begin

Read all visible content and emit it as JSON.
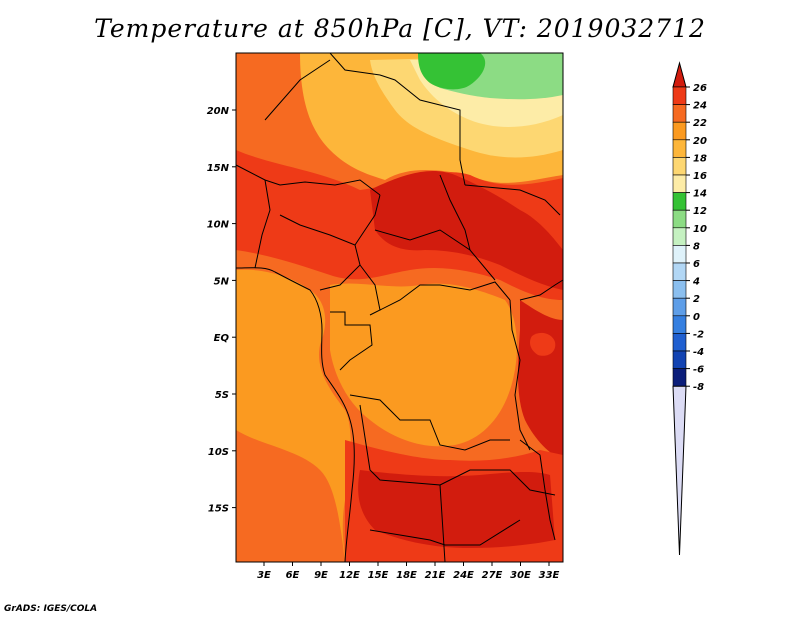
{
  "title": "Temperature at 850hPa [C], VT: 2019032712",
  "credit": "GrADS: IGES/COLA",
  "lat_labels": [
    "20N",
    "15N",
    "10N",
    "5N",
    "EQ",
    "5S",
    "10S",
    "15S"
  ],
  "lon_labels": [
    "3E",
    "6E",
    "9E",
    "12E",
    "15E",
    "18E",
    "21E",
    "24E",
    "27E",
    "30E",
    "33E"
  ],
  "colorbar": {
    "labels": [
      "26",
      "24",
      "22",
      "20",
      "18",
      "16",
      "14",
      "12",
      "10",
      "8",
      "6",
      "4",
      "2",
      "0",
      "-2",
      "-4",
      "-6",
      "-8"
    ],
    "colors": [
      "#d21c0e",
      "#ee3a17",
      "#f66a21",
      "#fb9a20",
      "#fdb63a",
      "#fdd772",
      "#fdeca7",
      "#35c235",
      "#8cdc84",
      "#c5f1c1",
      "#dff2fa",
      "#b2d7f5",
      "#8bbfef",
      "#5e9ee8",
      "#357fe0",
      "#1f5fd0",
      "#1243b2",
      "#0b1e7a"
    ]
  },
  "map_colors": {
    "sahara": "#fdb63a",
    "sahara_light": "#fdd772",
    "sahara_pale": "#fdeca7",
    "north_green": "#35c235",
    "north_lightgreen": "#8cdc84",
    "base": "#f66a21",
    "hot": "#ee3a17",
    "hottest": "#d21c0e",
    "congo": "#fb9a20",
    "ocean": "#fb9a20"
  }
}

end
begin

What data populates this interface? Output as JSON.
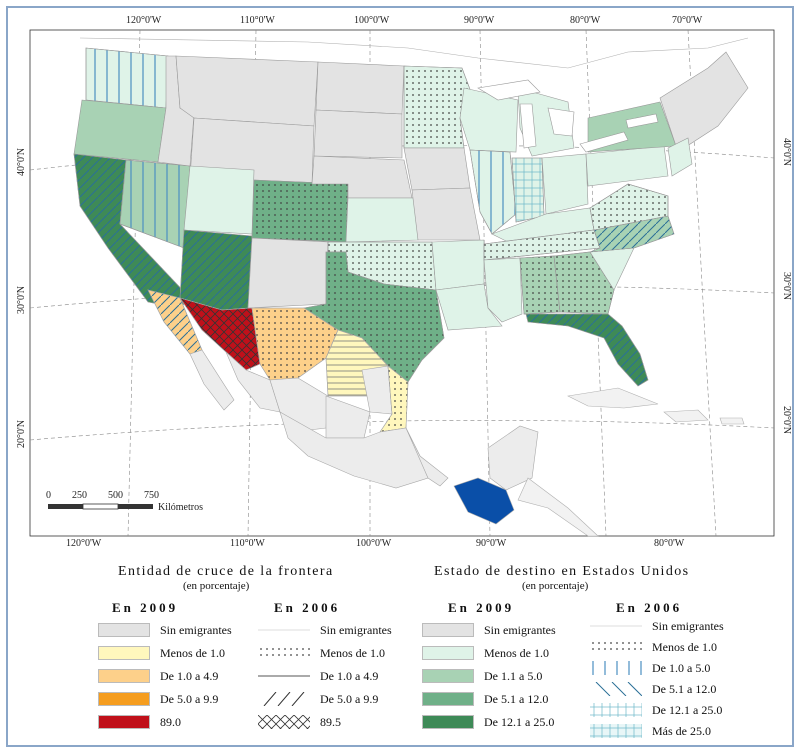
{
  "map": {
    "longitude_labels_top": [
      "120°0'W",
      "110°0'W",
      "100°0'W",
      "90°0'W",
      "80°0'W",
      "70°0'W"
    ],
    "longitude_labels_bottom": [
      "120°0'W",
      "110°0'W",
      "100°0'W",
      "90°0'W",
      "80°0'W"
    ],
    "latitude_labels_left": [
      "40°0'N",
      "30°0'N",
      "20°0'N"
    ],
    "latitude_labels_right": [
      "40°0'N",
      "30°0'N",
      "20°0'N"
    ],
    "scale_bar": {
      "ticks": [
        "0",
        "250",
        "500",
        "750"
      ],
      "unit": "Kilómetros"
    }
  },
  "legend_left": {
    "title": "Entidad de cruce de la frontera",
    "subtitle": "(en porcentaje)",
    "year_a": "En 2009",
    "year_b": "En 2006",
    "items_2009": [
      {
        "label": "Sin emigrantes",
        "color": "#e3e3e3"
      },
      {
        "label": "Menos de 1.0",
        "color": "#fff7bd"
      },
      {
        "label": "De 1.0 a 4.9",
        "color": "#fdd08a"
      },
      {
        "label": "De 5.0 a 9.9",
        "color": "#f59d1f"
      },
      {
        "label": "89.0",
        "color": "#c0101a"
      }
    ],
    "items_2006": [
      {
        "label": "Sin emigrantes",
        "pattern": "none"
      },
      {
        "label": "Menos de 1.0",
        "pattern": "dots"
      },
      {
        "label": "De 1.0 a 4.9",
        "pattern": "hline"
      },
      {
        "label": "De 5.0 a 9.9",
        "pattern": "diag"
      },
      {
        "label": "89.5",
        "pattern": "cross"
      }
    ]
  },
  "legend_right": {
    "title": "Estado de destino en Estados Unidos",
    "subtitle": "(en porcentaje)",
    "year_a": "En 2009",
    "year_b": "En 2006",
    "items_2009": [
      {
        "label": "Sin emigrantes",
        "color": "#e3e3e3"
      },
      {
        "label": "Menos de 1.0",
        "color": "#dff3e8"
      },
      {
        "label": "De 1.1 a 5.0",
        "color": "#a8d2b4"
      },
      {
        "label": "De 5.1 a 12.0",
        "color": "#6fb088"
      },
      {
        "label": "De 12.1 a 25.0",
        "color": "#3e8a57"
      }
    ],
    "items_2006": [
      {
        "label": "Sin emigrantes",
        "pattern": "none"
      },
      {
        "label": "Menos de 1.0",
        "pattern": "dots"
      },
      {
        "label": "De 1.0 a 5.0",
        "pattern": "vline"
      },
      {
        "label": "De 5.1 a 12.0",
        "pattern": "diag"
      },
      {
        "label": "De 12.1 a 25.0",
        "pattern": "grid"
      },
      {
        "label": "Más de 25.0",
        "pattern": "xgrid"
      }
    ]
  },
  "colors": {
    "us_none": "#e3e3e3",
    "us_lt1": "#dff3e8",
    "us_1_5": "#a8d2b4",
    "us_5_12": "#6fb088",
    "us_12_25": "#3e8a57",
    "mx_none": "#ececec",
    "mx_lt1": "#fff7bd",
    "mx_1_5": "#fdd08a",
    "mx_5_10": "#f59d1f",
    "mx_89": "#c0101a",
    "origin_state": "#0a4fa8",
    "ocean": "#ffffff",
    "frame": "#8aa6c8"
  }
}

end

--- Exercise brief ---
In the records, locate each line holding the string "JSON" and copy it.

--- The result ---
Read all visible content and emit it as JSON.
What data populates this interface? Output as JSON.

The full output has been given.